== What is required ==
Show all lines that include the string "cared"; copy each one.

----- Rows

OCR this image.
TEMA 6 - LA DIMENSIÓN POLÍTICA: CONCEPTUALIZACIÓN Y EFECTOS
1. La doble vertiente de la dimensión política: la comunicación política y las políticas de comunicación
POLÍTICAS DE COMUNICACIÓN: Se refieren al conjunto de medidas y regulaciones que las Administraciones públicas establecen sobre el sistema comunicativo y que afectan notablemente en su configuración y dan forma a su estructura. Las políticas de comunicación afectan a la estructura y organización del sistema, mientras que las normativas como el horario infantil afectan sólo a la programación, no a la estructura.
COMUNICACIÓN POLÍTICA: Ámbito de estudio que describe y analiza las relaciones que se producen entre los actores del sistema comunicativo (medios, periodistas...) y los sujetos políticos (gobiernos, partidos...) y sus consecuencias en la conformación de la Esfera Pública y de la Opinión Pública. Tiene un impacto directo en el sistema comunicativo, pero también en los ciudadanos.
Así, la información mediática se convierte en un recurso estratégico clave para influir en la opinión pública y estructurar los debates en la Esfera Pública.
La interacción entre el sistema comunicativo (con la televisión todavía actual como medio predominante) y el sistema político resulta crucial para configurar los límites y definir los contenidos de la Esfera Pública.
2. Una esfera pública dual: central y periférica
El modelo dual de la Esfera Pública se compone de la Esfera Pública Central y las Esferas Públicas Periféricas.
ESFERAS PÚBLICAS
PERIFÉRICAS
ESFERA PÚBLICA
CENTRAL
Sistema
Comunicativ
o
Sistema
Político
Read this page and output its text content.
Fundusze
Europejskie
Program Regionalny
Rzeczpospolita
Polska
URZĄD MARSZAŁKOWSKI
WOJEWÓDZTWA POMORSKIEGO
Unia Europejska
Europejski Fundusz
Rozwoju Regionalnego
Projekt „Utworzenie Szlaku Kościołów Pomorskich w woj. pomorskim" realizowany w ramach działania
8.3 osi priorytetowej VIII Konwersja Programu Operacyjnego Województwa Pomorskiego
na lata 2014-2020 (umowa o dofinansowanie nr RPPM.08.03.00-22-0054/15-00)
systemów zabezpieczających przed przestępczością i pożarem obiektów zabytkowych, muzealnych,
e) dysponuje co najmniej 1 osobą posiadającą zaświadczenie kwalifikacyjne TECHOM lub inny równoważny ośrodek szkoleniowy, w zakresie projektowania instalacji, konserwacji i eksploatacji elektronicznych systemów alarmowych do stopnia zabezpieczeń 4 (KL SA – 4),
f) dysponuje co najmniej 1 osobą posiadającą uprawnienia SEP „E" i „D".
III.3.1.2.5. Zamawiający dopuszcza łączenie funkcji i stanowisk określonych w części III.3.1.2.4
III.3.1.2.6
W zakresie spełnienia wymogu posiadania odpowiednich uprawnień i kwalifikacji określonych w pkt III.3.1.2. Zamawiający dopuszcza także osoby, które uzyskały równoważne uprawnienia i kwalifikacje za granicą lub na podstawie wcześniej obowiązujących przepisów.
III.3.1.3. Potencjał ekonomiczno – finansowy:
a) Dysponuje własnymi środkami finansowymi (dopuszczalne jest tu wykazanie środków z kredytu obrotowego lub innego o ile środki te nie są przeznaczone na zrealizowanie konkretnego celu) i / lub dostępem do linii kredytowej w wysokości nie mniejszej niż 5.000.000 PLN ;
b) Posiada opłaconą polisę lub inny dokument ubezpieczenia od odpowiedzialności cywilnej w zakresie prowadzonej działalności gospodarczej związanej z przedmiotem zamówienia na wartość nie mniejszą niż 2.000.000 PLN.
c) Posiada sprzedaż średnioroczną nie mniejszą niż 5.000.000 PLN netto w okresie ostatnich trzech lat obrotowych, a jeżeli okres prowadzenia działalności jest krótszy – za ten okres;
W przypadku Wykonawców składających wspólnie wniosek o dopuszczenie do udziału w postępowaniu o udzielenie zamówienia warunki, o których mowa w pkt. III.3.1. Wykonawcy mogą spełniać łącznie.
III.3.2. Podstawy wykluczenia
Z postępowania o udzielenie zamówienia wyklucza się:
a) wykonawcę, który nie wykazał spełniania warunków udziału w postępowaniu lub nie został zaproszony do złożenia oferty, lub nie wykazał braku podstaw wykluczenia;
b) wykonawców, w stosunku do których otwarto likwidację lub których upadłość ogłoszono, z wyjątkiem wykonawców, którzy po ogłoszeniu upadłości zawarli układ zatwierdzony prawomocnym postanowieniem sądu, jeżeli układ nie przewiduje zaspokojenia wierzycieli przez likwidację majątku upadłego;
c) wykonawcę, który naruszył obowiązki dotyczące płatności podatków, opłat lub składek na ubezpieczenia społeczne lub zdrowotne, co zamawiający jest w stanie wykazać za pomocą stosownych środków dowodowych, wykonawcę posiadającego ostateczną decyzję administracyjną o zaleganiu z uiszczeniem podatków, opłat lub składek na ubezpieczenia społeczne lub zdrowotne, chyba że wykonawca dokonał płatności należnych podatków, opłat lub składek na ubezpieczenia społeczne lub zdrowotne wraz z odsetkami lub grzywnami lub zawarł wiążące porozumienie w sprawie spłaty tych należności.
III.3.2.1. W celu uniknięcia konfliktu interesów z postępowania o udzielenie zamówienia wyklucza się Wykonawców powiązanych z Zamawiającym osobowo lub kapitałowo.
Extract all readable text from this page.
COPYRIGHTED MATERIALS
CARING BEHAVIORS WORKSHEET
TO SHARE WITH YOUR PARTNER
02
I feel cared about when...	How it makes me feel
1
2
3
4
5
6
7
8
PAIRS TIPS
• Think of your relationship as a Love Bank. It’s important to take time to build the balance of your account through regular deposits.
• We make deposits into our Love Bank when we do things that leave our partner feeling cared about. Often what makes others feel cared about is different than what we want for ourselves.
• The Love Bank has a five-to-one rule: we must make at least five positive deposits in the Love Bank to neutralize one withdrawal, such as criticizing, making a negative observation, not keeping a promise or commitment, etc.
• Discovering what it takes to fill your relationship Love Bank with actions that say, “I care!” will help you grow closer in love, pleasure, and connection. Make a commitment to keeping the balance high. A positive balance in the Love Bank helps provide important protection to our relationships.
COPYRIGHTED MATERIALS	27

----------

== Exercise output ==
I feel cared about when...	How it makes me feel
• We make deposits into our Love Bank when we do things that leave our partner feeling cared about. Often what makes others feel cared about is different than what we want for ourselves.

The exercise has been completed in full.